╭─ Dataset records
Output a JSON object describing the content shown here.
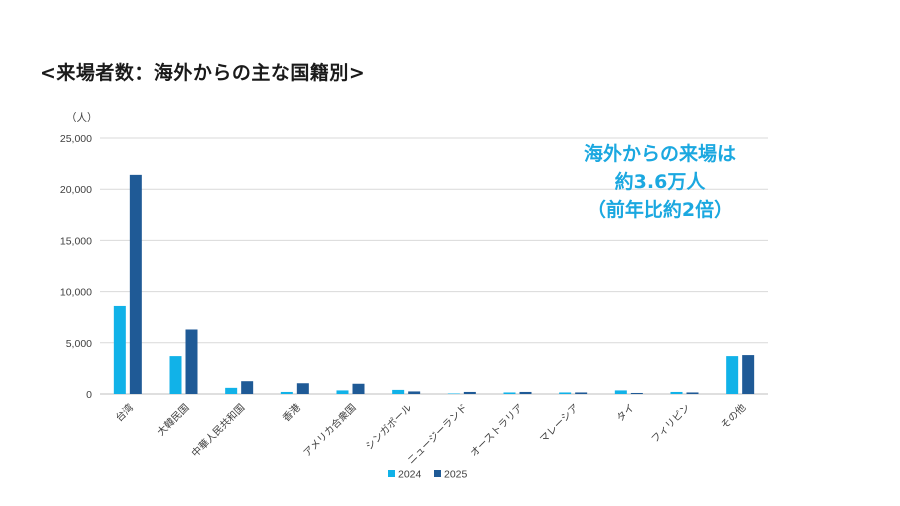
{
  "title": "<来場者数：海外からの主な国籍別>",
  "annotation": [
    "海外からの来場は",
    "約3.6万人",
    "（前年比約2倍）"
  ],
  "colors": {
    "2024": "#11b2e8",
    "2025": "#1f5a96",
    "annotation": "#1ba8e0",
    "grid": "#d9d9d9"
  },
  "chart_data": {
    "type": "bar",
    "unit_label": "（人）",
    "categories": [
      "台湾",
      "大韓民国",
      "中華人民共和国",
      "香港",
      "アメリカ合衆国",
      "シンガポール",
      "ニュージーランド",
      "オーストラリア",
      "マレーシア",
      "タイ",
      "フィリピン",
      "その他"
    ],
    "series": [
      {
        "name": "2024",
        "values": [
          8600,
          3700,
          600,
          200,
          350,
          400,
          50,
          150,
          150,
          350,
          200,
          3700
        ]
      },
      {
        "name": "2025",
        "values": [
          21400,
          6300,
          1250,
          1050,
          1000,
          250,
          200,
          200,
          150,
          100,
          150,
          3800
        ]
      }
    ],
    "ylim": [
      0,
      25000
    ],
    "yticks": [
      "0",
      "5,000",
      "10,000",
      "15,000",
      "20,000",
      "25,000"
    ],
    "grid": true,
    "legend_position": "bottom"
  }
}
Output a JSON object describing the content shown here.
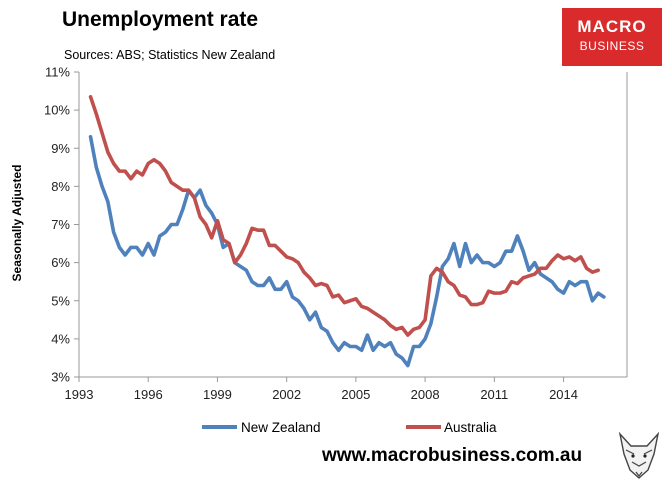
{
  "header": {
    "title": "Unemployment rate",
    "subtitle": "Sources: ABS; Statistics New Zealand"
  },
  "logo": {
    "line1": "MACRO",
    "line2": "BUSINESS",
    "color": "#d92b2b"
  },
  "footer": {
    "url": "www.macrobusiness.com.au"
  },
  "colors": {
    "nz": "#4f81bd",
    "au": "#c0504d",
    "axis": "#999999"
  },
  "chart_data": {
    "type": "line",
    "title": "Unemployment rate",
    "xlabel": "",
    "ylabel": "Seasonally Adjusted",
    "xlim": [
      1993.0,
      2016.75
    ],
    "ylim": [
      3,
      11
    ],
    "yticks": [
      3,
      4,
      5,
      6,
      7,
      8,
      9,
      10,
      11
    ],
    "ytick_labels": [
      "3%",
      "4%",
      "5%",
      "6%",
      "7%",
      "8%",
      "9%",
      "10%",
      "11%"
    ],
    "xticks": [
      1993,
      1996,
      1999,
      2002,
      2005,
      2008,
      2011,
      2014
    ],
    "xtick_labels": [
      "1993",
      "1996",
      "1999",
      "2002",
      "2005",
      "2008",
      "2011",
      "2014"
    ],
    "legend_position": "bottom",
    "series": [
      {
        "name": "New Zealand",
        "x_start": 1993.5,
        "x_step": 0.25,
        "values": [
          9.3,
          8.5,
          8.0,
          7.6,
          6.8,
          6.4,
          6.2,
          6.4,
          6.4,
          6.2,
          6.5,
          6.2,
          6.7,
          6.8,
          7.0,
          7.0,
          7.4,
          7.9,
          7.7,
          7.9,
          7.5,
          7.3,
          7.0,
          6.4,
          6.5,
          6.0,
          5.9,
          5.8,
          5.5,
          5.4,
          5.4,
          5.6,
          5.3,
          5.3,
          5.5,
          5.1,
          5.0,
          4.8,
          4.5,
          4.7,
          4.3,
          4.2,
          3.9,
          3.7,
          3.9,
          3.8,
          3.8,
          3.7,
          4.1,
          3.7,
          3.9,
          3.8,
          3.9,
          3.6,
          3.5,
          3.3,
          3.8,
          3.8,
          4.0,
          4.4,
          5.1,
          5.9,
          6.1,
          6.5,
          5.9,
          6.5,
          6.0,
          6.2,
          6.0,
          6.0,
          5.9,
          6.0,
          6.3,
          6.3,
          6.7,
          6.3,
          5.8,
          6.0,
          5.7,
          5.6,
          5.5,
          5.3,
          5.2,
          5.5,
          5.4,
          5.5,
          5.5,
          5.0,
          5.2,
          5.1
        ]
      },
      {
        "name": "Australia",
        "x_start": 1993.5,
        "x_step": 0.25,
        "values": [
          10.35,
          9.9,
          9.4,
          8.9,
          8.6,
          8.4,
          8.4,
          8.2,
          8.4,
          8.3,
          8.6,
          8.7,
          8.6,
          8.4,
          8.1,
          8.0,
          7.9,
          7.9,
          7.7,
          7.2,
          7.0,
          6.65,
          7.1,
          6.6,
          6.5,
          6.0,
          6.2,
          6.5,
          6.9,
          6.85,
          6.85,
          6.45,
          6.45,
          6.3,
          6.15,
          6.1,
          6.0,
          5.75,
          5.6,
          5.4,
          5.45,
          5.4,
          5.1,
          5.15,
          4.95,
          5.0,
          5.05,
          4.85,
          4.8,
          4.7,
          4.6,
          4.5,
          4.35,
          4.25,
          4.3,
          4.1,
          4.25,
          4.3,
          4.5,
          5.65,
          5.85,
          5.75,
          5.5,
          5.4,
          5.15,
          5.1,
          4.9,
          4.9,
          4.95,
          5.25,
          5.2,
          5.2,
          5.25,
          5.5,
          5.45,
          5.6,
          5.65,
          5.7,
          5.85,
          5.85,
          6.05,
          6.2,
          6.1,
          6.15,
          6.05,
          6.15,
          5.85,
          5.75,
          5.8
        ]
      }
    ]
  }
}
╰─
__Objective__
All the records need to be repeated exactly, with the images dropped.

__Solution below__
Output a JSON object describing the content shown here.
{
  "title": "<来場者数：海外からの主な国籍別>",
  "annotation": [
    "海外からの来場は",
    "約3.6万人",
    "（前年比約2倍）"
  ],
  "colors": {
    "2024": "#11b2e8",
    "2025": "#1f5a96",
    "annotation": "#1ba8e0",
    "grid": "#d9d9d9"
  },
  "chart_data": {
    "type": "bar",
    "unit_label": "（人）",
    "categories": [
      "台湾",
      "大韓民国",
      "中華人民共和国",
      "香港",
      "アメリカ合衆国",
      "シンガポール",
      "ニュージーランド",
      "オーストラリア",
      "マレーシア",
      "タイ",
      "フィリピン",
      "その他"
    ],
    "series": [
      {
        "name": "2024",
        "values": [
          8600,
          3700,
          600,
          200,
          350,
          400,
          50,
          150,
          150,
          350,
          200,
          3700
        ]
      },
      {
        "name": "2025",
        "values": [
          21400,
          6300,
          1250,
          1050,
          1000,
          250,
          200,
          200,
          150,
          100,
          150,
          3800
        ]
      }
    ],
    "ylim": [
      0,
      25000
    ],
    "yticks": [
      "0",
      "5,000",
      "10,000",
      "15,000",
      "20,000",
      "25,000"
    ],
    "grid": true,
    "legend_position": "bottom"
  }
}
Output a JSON object describing the content shown here.
{
  "header": {
    "title": "Unemployment rate",
    "subtitle": "Sources: ABS; Statistics New Zealand"
  },
  "logo": {
    "line1": "MACRO",
    "line2": "BUSINESS",
    "color": "#d92b2b"
  },
  "footer": {
    "url": "www.macrobusiness.com.au"
  },
  "colors": {
    "nz": "#4f81bd",
    "au": "#c0504d",
    "axis": "#999999"
  },
  "chart_data": {
    "type": "line",
    "title": "Unemployment rate",
    "xlabel": "",
    "ylabel": "Seasonally Adjusted",
    "xlim": [
      1993.0,
      2016.75
    ],
    "ylim": [
      3,
      11
    ],
    "yticks": [
      3,
      4,
      5,
      6,
      7,
      8,
      9,
      10,
      11
    ],
    "ytick_labels": [
      "3%",
      "4%",
      "5%",
      "6%",
      "7%",
      "8%",
      "9%",
      "10%",
      "11%"
    ],
    "xticks": [
      1993,
      1996,
      1999,
      2002,
      2005,
      2008,
      2011,
      2014
    ],
    "xtick_labels": [
      "1993",
      "1996",
      "1999",
      "2002",
      "2005",
      "2008",
      "2011",
      "2014"
    ],
    "legend_position": "bottom",
    "series": [
      {
        "name": "New Zealand",
        "x_start": 1993.5,
        "x_step": 0.25,
        "values": [
          9.3,
          8.5,
          8.0,
          7.6,
          6.8,
          6.4,
          6.2,
          6.4,
          6.4,
          6.2,
          6.5,
          6.2,
          6.7,
          6.8,
          7.0,
          7.0,
          7.4,
          7.9,
          7.7,
          7.9,
          7.5,
          7.3,
          7.0,
          6.4,
          6.5,
          6.0,
          5.9,
          5.8,
          5.5,
          5.4,
          5.4,
          5.6,
          5.3,
          5.3,
          5.5,
          5.1,
          5.0,
          4.8,
          4.5,
          4.7,
          4.3,
          4.2,
          3.9,
          3.7,
          3.9,
          3.8,
          3.8,
          3.7,
          4.1,
          3.7,
          3.9,
          3.8,
          3.9,
          3.6,
          3.5,
          3.3,
          3.8,
          3.8,
          4.0,
          4.4,
          5.1,
          5.9,
          6.1,
          6.5,
          5.9,
          6.5,
          6.0,
          6.2,
          6.0,
          6.0,
          5.9,
          6.0,
          6.3,
          6.3,
          6.7,
          6.3,
          5.8,
          6.0,
          5.7,
          5.6,
          5.5,
          5.3,
          5.2,
          5.5,
          5.4,
          5.5,
          5.5,
          5.0,
          5.2,
          5.1
        ]
      },
      {
        "name": "Australia",
        "x_start": 1993.5,
        "x_step": 0.25,
        "values": [
          10.35,
          9.9,
          9.4,
          8.9,
          8.6,
          8.4,
          8.4,
          8.2,
          8.4,
          8.3,
          8.6,
          8.7,
          8.6,
          8.4,
          8.1,
          8.0,
          7.9,
          7.9,
          7.7,
          7.2,
          7.0,
          6.65,
          7.1,
          6.6,
          6.5,
          6.0,
          6.2,
          6.5,
          6.9,
          6.85,
          6.85,
          6.45,
          6.45,
          6.3,
          6.15,
          6.1,
          6.0,
          5.75,
          5.6,
          5.4,
          5.45,
          5.4,
          5.1,
          5.15,
          4.95,
          5.0,
          5.05,
          4.85,
          4.8,
          4.7,
          4.6,
          4.5,
          4.35,
          4.25,
          4.3,
          4.1,
          4.25,
          4.3,
          4.5,
          5.65,
          5.85,
          5.75,
          5.5,
          5.4,
          5.15,
          5.1,
          4.9,
          4.9,
          4.95,
          5.25,
          5.2,
          5.2,
          5.25,
          5.5,
          5.45,
          5.6,
          5.65,
          5.7,
          5.85,
          5.85,
          6.05,
          6.2,
          6.1,
          6.15,
          6.05,
          6.15,
          5.85,
          5.75,
          5.8
        ]
      }
    ]
  }
}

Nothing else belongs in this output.